(Dataset excerpt)
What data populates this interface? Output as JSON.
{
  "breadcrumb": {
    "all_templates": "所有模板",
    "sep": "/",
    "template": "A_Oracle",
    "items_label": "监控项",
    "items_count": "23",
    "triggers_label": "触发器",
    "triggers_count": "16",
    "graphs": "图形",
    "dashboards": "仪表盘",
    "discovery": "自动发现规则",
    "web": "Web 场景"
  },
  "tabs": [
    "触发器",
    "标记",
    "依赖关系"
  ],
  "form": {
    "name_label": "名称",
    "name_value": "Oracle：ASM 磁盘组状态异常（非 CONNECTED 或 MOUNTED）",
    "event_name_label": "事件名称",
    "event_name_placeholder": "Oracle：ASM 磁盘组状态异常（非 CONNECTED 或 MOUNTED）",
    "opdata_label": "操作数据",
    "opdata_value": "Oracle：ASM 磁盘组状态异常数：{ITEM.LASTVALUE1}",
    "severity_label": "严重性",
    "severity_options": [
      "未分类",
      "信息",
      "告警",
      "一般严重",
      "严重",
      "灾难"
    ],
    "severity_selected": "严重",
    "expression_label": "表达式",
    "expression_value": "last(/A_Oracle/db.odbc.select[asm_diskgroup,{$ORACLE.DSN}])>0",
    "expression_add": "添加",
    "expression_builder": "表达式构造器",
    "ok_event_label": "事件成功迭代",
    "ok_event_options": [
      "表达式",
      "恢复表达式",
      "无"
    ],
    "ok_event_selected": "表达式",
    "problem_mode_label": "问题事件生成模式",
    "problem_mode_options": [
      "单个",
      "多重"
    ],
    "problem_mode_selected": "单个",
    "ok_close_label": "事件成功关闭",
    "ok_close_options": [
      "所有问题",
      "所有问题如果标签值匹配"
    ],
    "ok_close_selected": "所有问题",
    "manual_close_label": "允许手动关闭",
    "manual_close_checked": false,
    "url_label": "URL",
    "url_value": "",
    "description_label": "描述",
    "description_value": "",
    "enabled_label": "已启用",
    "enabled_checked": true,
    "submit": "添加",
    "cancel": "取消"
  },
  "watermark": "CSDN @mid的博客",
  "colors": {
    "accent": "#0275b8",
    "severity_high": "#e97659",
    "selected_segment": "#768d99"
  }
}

*Task prompt:* For this exercise, gather every line of the data that contains the word "CONNECTED".

*Task solution:*
    "name_value": "Oracle：ASM 磁盘组状态异常（非 CONNECTED 或 MOUNTED）",
    "event_name_placeholder": "Oracle：ASM 磁盘组状态异常（非 CONNECTED 或 MOUNTED）",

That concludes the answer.